(begin)

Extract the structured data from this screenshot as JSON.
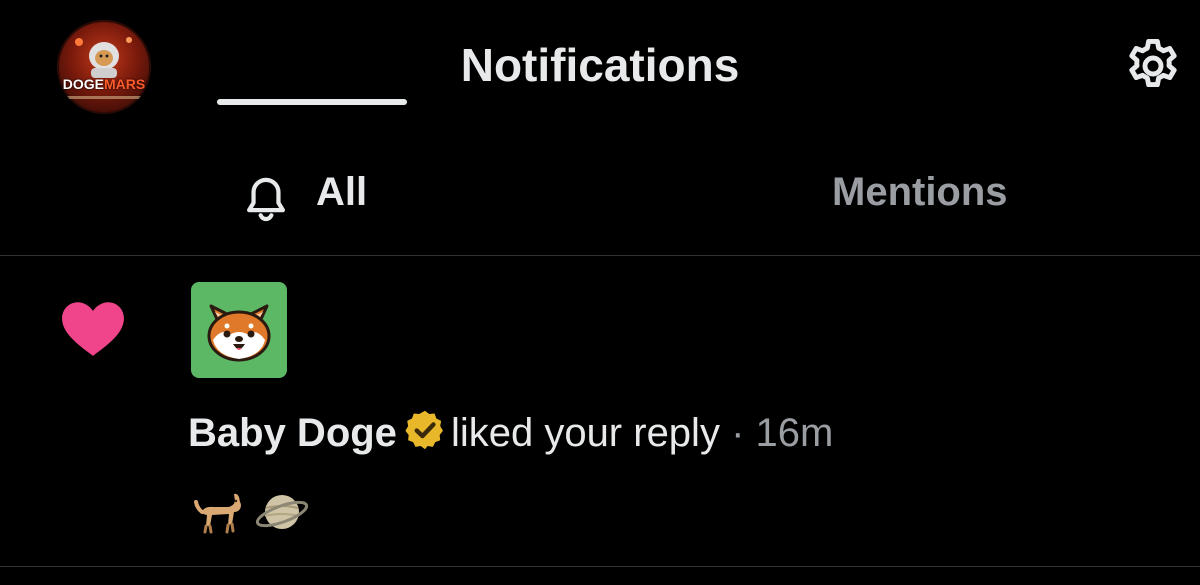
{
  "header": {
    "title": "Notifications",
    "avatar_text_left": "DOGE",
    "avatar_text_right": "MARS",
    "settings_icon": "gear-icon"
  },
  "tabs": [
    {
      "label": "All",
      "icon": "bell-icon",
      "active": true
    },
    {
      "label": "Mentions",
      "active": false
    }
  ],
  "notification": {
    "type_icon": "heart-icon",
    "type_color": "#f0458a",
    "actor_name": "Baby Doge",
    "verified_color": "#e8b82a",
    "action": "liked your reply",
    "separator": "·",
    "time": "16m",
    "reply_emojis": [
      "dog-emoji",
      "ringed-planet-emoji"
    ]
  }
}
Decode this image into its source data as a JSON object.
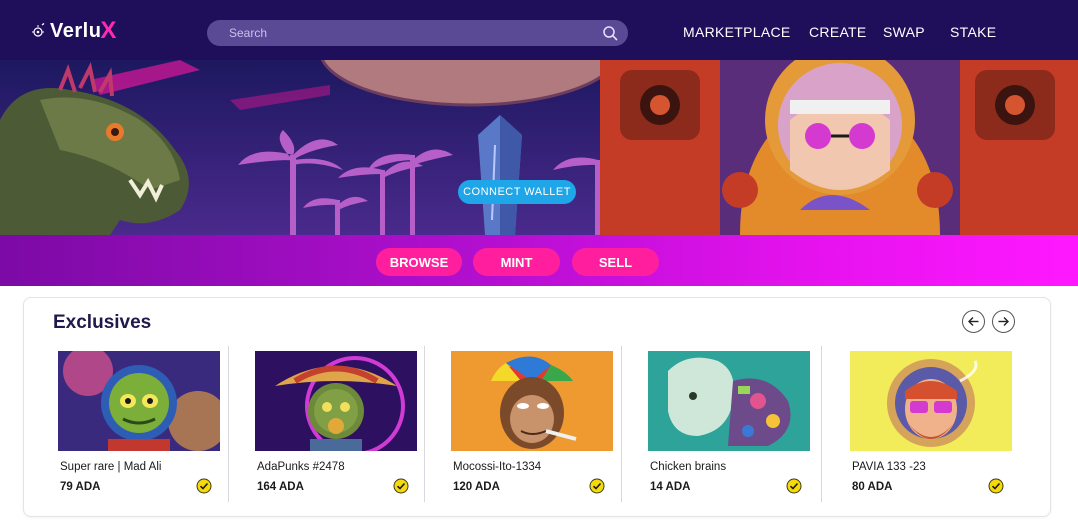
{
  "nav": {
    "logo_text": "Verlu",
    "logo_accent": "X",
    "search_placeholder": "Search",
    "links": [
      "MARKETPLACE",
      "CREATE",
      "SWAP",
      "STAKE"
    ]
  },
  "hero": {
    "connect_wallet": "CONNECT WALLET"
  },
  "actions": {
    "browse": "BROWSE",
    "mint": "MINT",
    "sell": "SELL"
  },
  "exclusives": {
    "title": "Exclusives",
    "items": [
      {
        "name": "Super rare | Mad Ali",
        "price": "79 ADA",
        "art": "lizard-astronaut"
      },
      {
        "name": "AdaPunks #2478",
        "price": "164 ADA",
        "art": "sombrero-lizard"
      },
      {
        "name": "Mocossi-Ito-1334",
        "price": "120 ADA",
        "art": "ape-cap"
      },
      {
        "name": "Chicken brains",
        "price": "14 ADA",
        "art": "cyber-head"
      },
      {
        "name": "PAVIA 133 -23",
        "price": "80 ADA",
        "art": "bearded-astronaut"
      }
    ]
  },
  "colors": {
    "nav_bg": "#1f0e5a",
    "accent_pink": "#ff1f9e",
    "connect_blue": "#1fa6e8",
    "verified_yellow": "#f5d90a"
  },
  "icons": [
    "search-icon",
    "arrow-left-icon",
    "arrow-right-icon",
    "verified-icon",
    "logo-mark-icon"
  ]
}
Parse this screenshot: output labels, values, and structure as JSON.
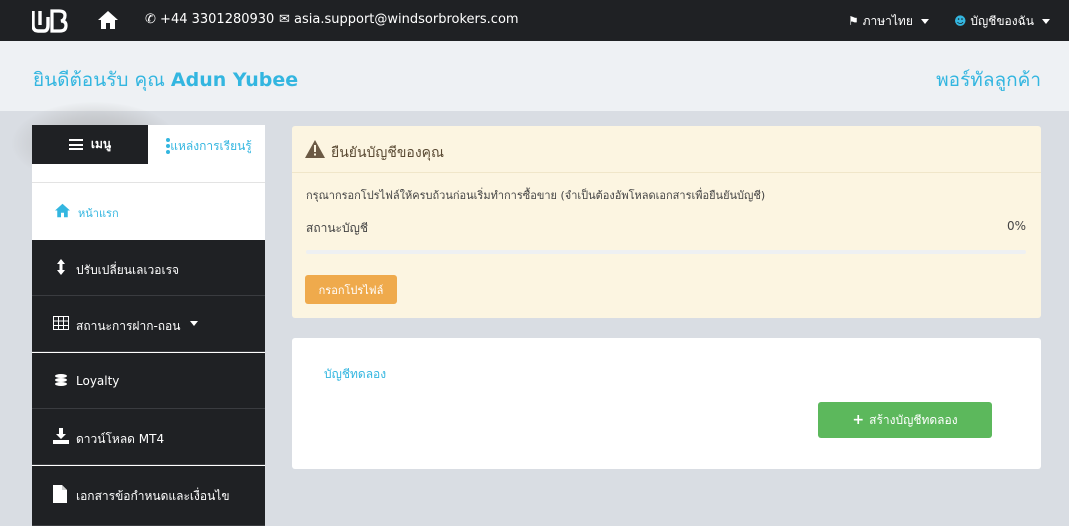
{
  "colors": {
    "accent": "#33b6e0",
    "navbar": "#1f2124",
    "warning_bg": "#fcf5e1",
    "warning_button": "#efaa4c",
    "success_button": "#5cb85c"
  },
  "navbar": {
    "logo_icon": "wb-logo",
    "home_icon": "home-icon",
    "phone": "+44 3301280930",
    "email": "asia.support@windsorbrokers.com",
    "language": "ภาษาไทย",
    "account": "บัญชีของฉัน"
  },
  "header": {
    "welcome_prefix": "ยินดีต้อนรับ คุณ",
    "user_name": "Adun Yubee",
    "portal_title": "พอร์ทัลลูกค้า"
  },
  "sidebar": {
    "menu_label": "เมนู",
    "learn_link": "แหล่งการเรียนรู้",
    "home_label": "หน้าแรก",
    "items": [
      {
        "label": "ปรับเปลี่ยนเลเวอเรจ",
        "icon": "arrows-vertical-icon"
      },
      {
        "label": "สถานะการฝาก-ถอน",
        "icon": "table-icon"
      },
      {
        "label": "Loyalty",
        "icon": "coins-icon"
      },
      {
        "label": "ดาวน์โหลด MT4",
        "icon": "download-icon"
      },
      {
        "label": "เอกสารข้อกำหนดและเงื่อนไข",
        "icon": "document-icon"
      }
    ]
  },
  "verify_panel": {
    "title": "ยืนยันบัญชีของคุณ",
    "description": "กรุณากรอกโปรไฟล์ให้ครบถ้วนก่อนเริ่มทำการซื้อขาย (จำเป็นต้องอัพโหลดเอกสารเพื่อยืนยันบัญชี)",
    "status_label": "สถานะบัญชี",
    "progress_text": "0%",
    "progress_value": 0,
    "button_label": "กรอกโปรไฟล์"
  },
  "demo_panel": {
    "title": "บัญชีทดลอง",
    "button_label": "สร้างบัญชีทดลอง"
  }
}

(end)

Challenge » Filter the listing for the word "ทดลอง" and copy every line that holds it.

Task answer »
    "title": "บัญชีทดลอง",
    "button_label": "สร้างบัญชีทดลอง"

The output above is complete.